Short exercise: Every line of the material is to be repeated exactly as it stands.

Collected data

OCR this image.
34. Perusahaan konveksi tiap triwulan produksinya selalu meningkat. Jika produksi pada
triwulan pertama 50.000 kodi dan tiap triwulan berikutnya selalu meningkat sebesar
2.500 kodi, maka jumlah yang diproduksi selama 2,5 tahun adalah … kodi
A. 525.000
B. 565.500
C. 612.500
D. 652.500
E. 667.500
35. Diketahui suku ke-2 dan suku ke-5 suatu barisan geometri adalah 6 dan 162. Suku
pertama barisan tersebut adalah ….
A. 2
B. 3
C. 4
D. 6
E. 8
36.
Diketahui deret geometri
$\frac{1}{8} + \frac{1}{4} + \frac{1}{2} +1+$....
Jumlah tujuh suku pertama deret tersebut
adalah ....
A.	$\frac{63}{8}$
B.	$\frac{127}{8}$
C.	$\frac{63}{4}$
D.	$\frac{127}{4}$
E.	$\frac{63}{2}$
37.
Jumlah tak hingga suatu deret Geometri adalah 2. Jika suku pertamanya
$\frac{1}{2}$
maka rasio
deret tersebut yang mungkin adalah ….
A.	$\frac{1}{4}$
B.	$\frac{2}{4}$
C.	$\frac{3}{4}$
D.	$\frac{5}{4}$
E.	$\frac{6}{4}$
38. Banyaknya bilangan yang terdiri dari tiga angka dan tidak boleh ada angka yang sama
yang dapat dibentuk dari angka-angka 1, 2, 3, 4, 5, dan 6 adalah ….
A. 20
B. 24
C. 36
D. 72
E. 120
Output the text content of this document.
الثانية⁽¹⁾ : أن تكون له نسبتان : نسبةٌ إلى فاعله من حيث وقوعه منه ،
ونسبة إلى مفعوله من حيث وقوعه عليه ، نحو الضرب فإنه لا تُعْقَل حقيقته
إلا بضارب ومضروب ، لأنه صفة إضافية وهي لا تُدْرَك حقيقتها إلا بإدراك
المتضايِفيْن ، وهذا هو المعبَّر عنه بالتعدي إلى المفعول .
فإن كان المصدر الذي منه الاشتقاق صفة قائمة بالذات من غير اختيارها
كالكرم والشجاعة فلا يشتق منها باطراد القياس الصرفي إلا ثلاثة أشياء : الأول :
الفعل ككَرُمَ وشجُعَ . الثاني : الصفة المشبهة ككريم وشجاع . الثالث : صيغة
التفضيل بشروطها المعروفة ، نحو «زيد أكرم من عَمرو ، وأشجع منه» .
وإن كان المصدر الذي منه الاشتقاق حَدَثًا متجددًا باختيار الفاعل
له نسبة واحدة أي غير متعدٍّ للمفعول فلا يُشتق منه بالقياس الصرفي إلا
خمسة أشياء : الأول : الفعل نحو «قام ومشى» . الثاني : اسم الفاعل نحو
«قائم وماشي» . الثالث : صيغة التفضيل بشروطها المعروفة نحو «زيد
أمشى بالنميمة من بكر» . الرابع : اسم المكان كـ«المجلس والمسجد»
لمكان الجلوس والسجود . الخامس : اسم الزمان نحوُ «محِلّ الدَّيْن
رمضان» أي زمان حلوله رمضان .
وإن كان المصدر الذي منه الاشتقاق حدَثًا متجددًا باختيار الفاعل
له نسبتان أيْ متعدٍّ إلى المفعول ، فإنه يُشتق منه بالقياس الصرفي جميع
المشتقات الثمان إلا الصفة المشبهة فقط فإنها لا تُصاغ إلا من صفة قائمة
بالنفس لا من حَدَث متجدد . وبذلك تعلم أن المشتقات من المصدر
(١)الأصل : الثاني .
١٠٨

Exercise result:
OCR this image.
34. Perusahaan konveksi tiap triwulan produksinya selalu meningkat. Jika produksi pada
triwulan pertama 50.000 kodi dan tiap triwulan berikutnya selalu meningkat sebesar
2.500 kodi, maka jumlah yang diproduksi selama 2,5 tahun adalah … kodi
A. 525.000
B. 565.500
C. 612.500
D. 652.500
E. 667.500
35. Diketahui suku ke-2 dan suku ke-5 suatu barisan geometri adalah 6 dan 162. Suku
pertama barisan tersebut adalah ….
A. 2
B. 3
C. 4
D. 6
E. 8
36.
Diketahui deret geometri
$\frac{1}{8} + \frac{1}{4} + \frac{1}{2} +1+$....
Jumlah tujuh suku pertama deret tersebut
adalah ....
A.	$\frac{63}{8}$
B.	$\frac{127}{8}$
C.	$\frac{63}{4}$
D.	$\frac{127}{4}$
E.	$\frac{63}{2}$
37.
Jumlah tak hingga suatu deret Geometri adalah 2. Jika suku pertamanya
$\frac{1}{2}$
maka rasio
deret tersebut yang mungkin adalah ….
A.	$\frac{1}{4}$
B.	$\frac{2}{4}$
C.	$\frac{3}{4}$
D.	$\frac{5}{4}$
E.	$\frac{6}{4}$
38. Banyaknya bilangan yang terdiri dari tiga angka dan tidak boleh ada angka yang sama
yang dapat dibentuk dari angka-angka 1, 2, 3, 4, 5, dan 6 adalah ….
A. 20
B. 24
C. 36
D. 72
E. 120
Output the text content of this document.
الثانية⁽¹⁾ : أن تكون له نسبتان : نسبةٌ إلى فاعله من حيث وقوعه منه ،
ونسبة إلى مفعوله من حيث وقوعه عليه ، نحو الضرب فإنه لا تُعْقَل حقيقته
إلا بضارب ومضروب ، لأنه صفة إضافية وهي لا تُدْرَك حقيقتها إلا بإدراك
المتضايِفيْن ، وهذا هو المعبَّر عنه بالتعدي إلى المفعول .
فإن كان المصدر الذي منه الاشتقاق صفة قائمة بالذات من غير اختيارها
كالكرم والشجاعة فلا يشتق منها باطراد القياس الصرفي إلا ثلاثة أشياء : الأول :
الفعل ككَرُمَ وشجُعَ . الثاني : الصفة المشبهة ككريم وشجاع . الثالث : صيغة
التفضيل بشروطها المعروفة ، نحو «زيد أكرم من عَمرو ، وأشجع منه» .
وإن كان المصدر الذي منه الاشتقاق حَدَثًا متجددًا باختيار الفاعل
له نسبة واحدة أي غير متعدٍّ للمفعول فلا يُشتق منه بالقياس الصرفي إلا
خمسة أشياء : الأول : الفعل نحو «قام ومشى» . الثاني : اسم الفاعل نحو
«قائم وماشي» . الثالث : صيغة التفضيل بشروطها المعروفة نحو «زيد
أمشى بالنميمة من بكر» . الرابع : اسم المكان كـ«المجلس والمسجد»
لمكان الجلوس والسجود . الخامس : اسم الزمان نحوُ «محِلّ الدَّيْن
رمضان» أي زمان حلوله رمضان .
وإن كان المصدر الذي منه الاشتقاق حدَثًا متجددًا باختيار الفاعل
له نسبتان أيْ متعدٍّ إلى المفعول ، فإنه يُشتق منه بالقياس الصرفي جميع
المشتقات الثمان إلا الصفة المشبهة فقط فإنها لا تُصاغ إلا من صفة قائمة
بالنفس لا من حَدَث متجدد . وبذلك تعلم أن المشتقات من المصدر
(١)الأصل : الثاني .
١٠٨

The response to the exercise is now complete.